== Exercise aim ==
Find each line with the string "тока" and copy it.

== Extracted data entries ==
>> START
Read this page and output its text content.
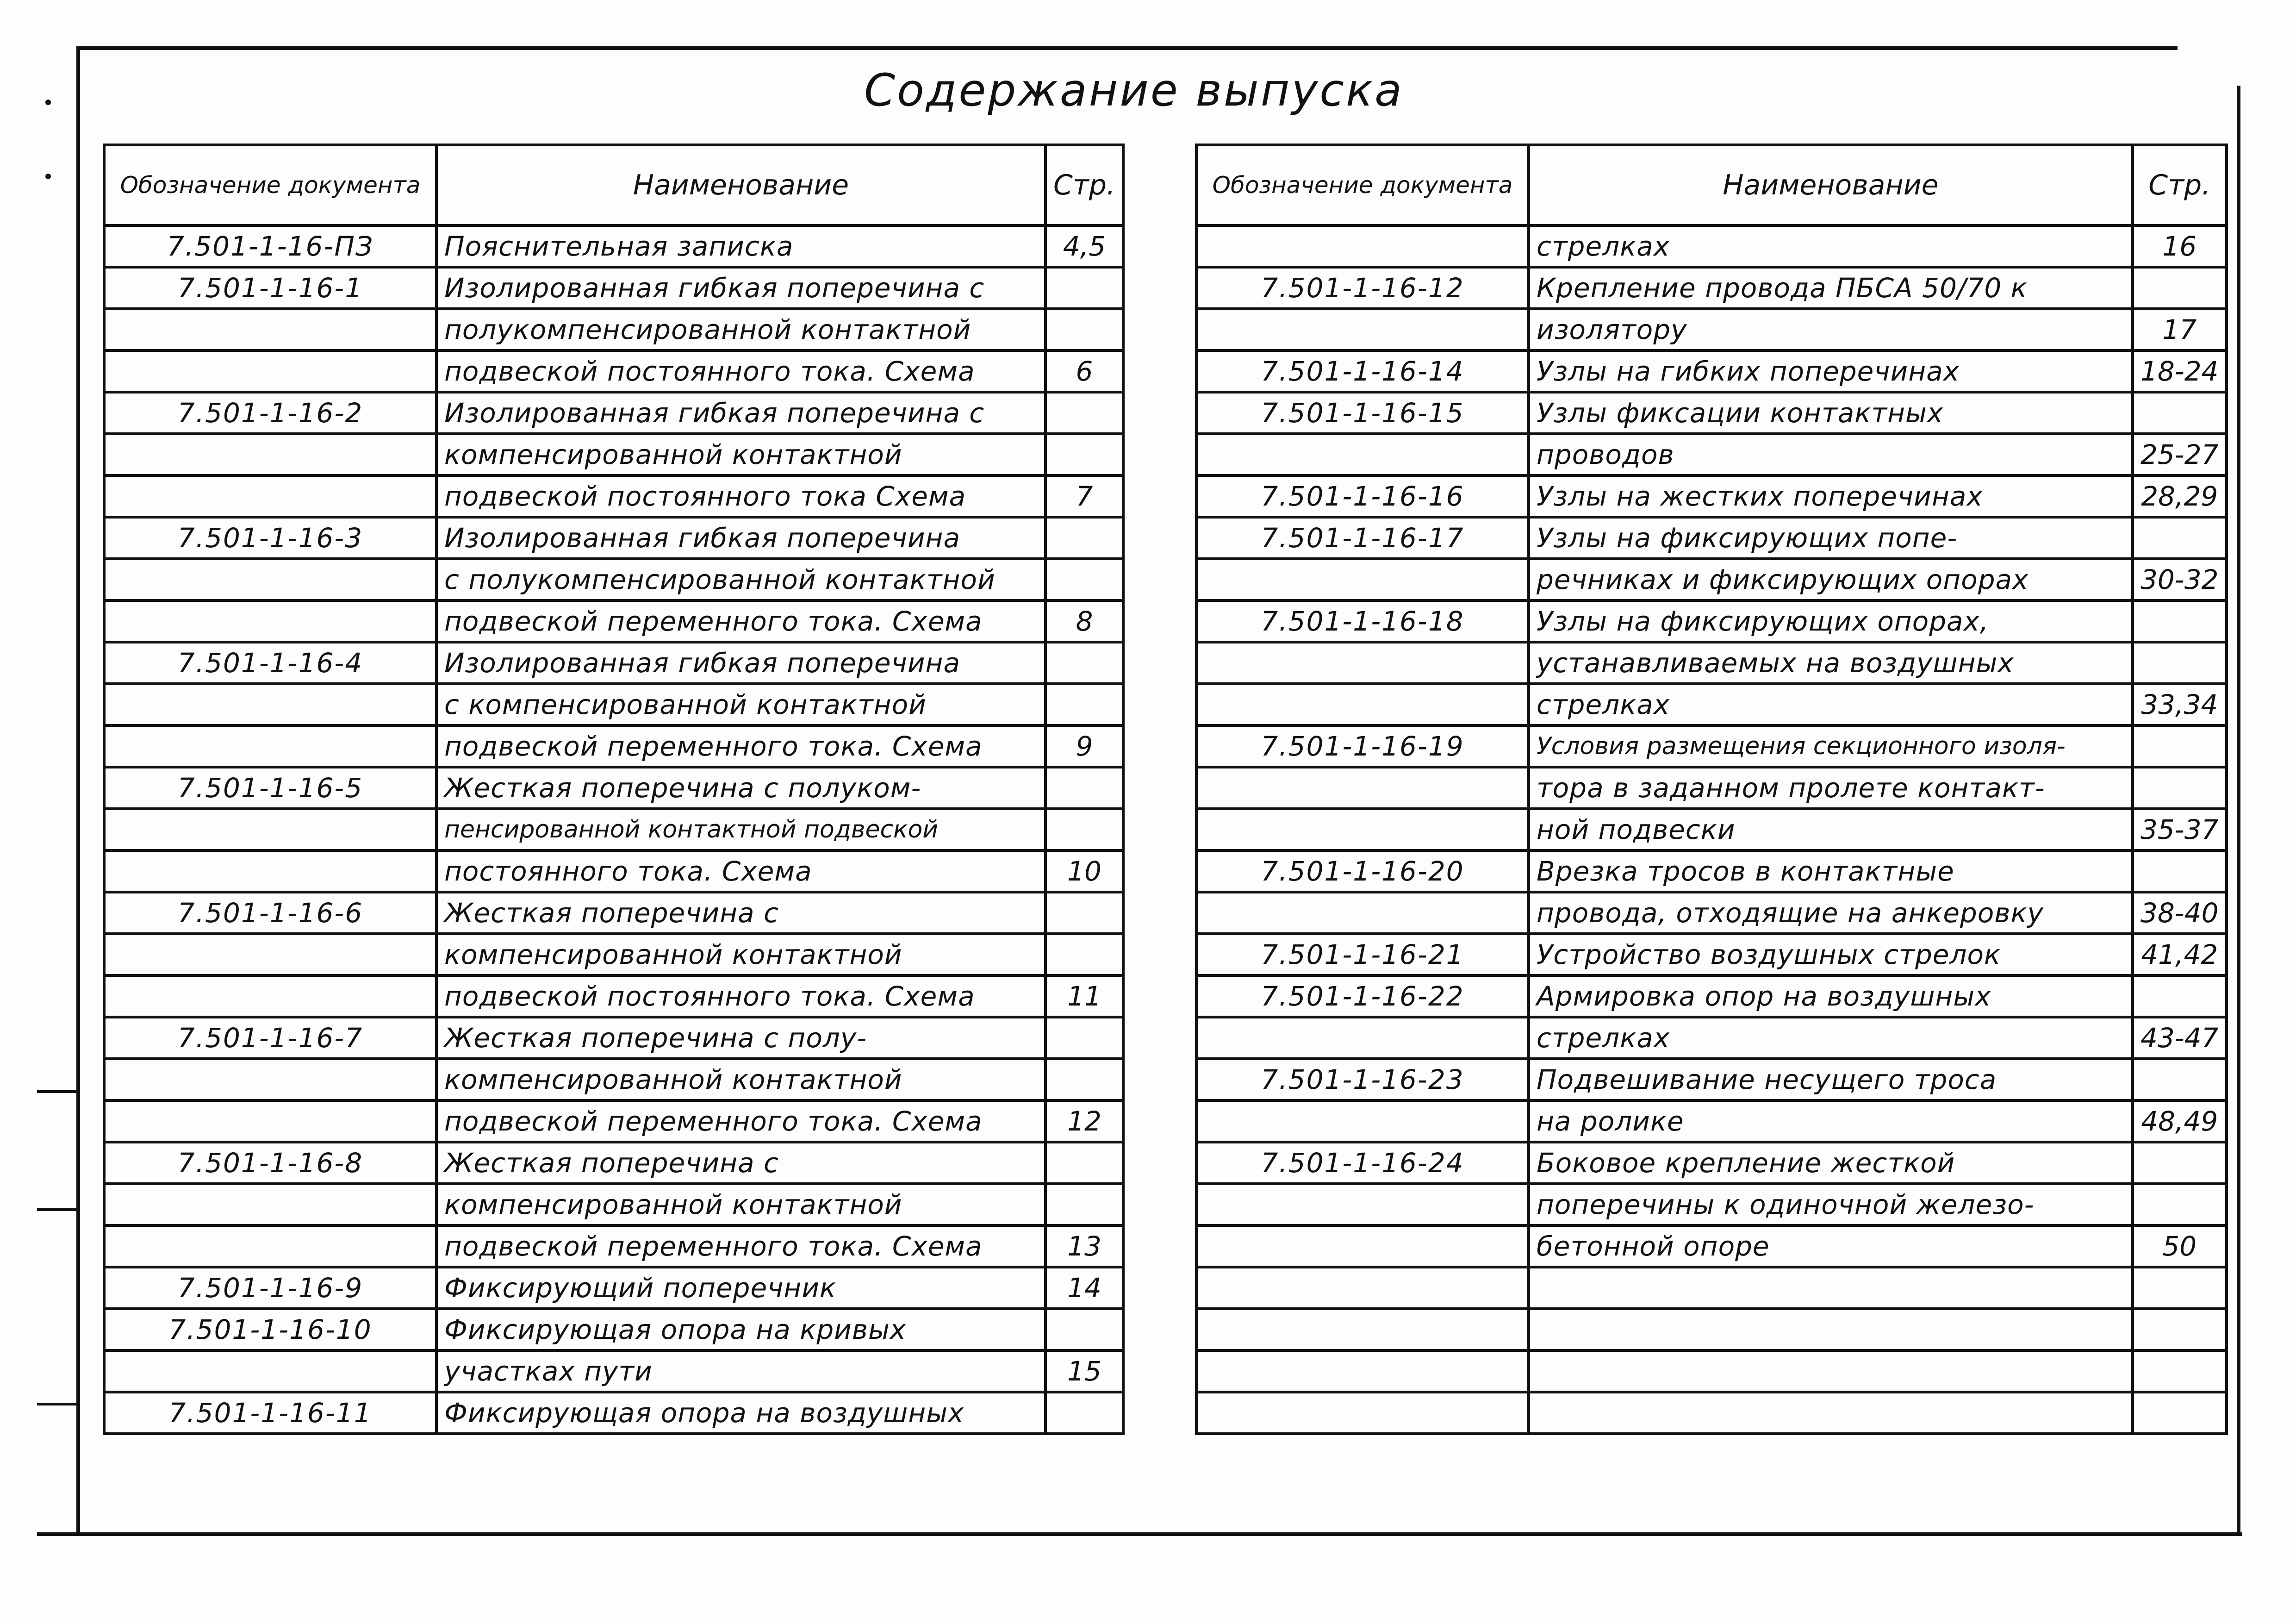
Содержание выпуска
Обозначение документа	Наименование	Стр.
7.501-1-16-ПЗ	Пояснительная записка	4,5
7.501-1-16-1	Изолированная гибкая поперечина с	
	полукомпенсированной контактной	
	подвеской постоянного тока. Схема	6
7.501-1-16-2	Изолированная гибкая поперечина с	
	компенсированной контактной	
	подвеской постоянного тока Схема	7
7.501-1-16-3	Изолированная гибкая поперечина	
	с полукомпенсированной контактной	
	подвеской переменного тока. Схема	8
7.501-1-16-4	Изолированная гибкая поперечина	
	с компенсированной контактной	
	подвеской переменного тока. Схема	9
7.501-1-16-5	Жесткая поперечина с полуком-	
	пенсированной контактной подвеской	
	постоянного тока. Схема	10
7.501-1-16-6	Жесткая поперечина с	
	компенсированной контактной	
	подвеской постоянного тока. Схема	11
7.501-1-16-7	Жесткая поперечина с полу-	
	компенсированной контактной	
	подвеской переменного тока. Схема	12
7.501-1-16-8	Жесткая поперечина с	
	компенсированной контактной	
	подвеской переменного тока. Схема	13
7.501-1-16-9	Фиксирующий поперечник	14
7.501-1-16-10	Фиксирующая опора на кривых	
	участках пути	15
7.501-1-16-11	Фиксирующая опора на воздушных	
Обозначение документа	Наименование	Стр.
	стрелках	16
7.501-1-16-12	Крепление провода ПБСА 50/70 к	
	изолятору	17
7.501-1-16-14	Узлы на гибких поперечинах	18-24
7.501-1-16-15	Узлы фиксации контактных	
	проводов	25-27
7.501-1-16-16	Узлы на жестких поперечинах	28,29
7.501-1-16-17	Узлы на фиксирующих попе-	
	речниках и фиксирующих опорах	30-32
7.501-1-16-18	Узлы на фиксирующих опорах,	
	устанавливаемых на воздушных	
	стрелках	33,34
7.501-1-16-19	Условия размещения секционного изоля-	
	тора в заданном пролете контакт-	
	ной подвески	35-37
7.501-1-16-20	Врезка тросов в контактные	
	провода, отходящие на анкеровку	38-40
7.501-1-16-21	Устройство воздушных стрелок	41,42
7.501-1-16-22	Армировка опор на воздушных	
	стрелках	43-47
7.501-1-16-23	Подвешивание несущего троса	
	на ролике	48,49
7.501-1-16-24	Боковое крепление жесткой	
	поперечины к одиночной железо-	
	бетонной опоре	50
>> END
== Exercise result ==
	подвеской постоянного тока. Схема	6
	подвеской постоянного тока Схема	7
	подвеской переменного тока. Схема	8
	подвеской переменного тока. Схема	9
	постоянного тока. Схема	10
	подвеской постоянного тока. Схема	11
	подвеской переменного тока. Схема	12
	подвеской переменного тока. Схема	13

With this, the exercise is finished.